(Saved entries)
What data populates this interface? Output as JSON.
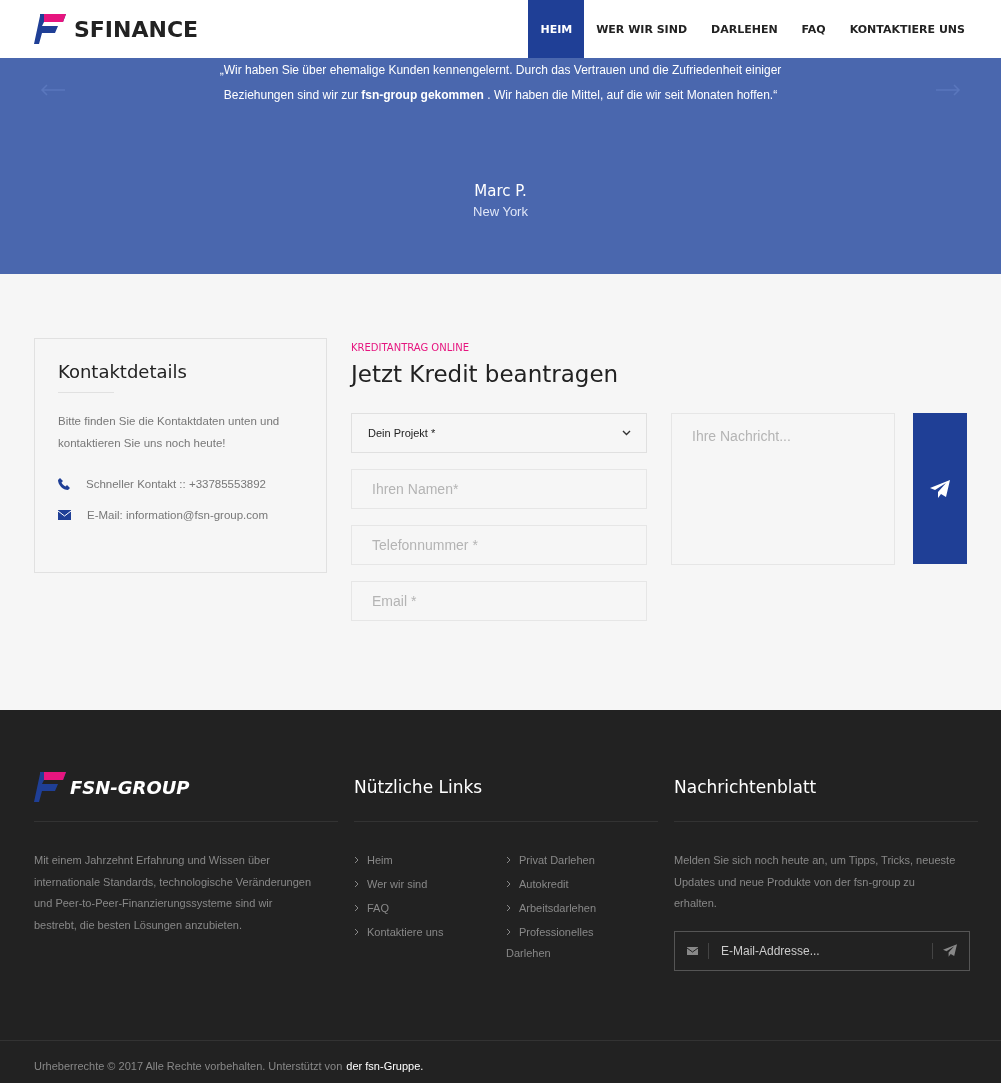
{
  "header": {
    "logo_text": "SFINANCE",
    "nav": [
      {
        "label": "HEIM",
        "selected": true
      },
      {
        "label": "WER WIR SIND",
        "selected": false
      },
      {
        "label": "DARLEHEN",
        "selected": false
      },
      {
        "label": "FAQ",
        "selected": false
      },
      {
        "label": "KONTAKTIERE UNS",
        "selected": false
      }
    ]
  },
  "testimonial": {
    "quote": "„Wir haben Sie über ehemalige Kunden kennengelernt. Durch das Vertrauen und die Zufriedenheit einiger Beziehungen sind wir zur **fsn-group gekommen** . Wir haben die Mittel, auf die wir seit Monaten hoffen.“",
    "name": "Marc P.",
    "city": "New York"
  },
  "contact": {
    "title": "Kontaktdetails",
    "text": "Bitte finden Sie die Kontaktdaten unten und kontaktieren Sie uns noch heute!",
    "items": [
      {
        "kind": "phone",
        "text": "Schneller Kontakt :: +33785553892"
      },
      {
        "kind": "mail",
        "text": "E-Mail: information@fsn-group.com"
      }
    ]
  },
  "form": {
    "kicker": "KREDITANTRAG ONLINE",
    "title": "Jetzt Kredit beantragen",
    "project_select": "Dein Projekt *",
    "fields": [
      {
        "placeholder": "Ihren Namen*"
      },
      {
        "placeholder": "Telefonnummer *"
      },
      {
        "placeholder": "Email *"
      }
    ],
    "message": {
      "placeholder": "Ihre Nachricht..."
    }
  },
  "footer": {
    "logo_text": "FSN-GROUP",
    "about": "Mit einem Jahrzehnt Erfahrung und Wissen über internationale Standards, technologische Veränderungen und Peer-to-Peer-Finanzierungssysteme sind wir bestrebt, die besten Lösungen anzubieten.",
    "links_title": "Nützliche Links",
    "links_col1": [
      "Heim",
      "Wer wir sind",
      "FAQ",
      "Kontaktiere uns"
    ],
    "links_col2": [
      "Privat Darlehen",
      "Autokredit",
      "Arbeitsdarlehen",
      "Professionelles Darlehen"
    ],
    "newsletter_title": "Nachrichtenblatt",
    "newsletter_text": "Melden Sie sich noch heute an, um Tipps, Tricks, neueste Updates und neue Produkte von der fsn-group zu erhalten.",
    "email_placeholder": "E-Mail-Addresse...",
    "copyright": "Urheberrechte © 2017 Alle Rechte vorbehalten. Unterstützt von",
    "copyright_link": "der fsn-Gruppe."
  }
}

--

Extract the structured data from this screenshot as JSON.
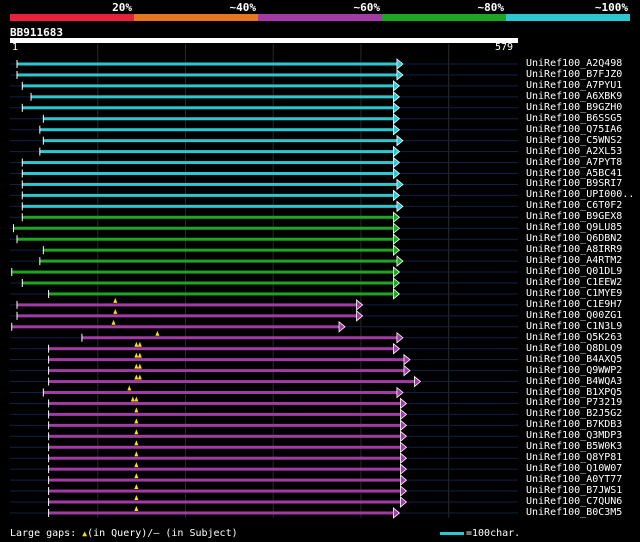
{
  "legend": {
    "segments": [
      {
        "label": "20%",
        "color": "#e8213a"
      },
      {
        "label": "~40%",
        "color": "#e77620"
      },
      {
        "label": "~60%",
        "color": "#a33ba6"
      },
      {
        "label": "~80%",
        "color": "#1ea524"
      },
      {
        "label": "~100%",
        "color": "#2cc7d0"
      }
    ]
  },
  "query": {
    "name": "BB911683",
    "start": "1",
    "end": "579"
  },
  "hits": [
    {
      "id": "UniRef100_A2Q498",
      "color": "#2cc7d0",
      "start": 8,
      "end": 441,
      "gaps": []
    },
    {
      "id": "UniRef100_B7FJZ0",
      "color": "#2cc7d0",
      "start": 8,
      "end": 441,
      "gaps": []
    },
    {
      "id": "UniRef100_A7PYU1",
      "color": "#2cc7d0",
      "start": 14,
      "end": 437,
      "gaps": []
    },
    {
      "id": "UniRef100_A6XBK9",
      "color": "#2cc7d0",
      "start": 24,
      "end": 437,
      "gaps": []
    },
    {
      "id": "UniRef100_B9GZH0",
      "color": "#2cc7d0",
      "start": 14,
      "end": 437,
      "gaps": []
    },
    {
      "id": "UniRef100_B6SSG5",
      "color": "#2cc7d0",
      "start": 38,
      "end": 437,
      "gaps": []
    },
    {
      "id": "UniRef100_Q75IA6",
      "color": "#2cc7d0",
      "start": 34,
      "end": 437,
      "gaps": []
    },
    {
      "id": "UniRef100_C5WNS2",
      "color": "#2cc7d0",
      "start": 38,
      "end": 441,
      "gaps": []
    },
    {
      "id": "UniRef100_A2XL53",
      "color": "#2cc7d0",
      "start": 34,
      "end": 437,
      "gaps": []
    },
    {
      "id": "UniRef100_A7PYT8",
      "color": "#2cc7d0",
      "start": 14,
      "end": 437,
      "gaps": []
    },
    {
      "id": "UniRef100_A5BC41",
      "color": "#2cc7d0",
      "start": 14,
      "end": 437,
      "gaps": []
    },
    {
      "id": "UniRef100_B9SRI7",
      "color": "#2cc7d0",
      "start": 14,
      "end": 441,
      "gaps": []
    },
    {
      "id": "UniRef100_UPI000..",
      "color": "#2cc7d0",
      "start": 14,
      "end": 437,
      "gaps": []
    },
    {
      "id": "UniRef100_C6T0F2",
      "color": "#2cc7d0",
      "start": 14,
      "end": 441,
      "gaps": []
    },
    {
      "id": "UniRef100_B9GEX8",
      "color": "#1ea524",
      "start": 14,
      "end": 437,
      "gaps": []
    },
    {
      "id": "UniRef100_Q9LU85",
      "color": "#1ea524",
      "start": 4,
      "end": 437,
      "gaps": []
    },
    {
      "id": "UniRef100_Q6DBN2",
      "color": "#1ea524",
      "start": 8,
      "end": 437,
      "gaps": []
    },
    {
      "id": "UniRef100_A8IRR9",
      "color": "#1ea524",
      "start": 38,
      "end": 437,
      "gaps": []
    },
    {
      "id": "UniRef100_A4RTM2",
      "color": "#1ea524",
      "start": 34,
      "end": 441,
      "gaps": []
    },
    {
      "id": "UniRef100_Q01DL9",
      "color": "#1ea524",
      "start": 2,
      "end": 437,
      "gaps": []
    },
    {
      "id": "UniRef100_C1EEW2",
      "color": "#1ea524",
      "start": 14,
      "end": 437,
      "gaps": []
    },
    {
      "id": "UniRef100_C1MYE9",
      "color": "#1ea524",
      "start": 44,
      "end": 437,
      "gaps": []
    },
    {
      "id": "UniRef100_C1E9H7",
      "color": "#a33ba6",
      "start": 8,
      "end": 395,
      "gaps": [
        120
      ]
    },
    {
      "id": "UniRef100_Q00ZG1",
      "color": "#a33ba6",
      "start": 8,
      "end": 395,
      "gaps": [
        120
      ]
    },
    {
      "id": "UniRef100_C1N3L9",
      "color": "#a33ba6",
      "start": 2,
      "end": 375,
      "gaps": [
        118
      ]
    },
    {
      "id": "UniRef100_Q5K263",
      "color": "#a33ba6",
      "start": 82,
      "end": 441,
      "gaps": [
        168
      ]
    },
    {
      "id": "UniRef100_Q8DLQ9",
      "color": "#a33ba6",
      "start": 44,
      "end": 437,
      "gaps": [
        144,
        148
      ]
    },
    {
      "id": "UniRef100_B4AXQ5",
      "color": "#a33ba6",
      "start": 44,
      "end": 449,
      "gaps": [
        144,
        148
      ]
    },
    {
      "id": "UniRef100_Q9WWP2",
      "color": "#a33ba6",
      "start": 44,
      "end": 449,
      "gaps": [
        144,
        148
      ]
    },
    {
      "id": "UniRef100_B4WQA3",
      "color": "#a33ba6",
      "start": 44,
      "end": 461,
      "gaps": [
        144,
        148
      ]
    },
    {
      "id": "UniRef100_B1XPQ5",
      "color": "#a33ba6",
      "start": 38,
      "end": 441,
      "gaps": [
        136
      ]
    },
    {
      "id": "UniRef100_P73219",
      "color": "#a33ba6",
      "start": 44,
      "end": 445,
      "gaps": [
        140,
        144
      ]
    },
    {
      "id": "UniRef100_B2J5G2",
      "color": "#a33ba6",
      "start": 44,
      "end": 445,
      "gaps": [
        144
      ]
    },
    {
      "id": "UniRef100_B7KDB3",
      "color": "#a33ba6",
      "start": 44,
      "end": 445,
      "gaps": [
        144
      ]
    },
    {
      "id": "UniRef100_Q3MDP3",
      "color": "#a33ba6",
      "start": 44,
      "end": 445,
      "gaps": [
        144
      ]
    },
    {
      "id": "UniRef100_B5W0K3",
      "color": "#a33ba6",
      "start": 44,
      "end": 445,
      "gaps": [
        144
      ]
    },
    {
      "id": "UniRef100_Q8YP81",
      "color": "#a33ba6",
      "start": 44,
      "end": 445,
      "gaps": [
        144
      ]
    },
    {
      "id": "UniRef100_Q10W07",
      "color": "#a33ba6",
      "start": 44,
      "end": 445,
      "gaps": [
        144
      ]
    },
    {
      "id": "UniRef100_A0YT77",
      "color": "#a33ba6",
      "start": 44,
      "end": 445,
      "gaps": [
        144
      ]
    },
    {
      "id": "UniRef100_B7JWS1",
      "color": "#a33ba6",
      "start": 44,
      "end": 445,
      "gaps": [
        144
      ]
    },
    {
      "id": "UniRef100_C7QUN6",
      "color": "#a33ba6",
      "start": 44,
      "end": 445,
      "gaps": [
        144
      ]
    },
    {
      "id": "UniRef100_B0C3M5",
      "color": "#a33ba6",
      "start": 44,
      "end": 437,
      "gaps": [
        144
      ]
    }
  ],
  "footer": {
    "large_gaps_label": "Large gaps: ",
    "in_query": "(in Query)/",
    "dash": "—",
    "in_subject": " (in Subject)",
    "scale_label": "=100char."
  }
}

WRITTEN REQUEST – Check every line of the data above for the string "über", and copy those that have it.

THE REPLY –
    "quote": "„Wir haben Sie über ehemalige Kunden kennengelernt. Durch das Vertrauen und die Zufriedenheit einiger Beziehungen sind wir zur **fsn-group gekommen** . Wir haben die Mittel, auf die wir seit Monaten hoffen.“",
    "about": "Mit einem Jahrzehnt Erfahrung und Wissen über internationale Standards, technologische Veränderungen und Peer-to-Peer-Finanzierungssysteme sind wir bestrebt, die besten Lösungen anzubieten.",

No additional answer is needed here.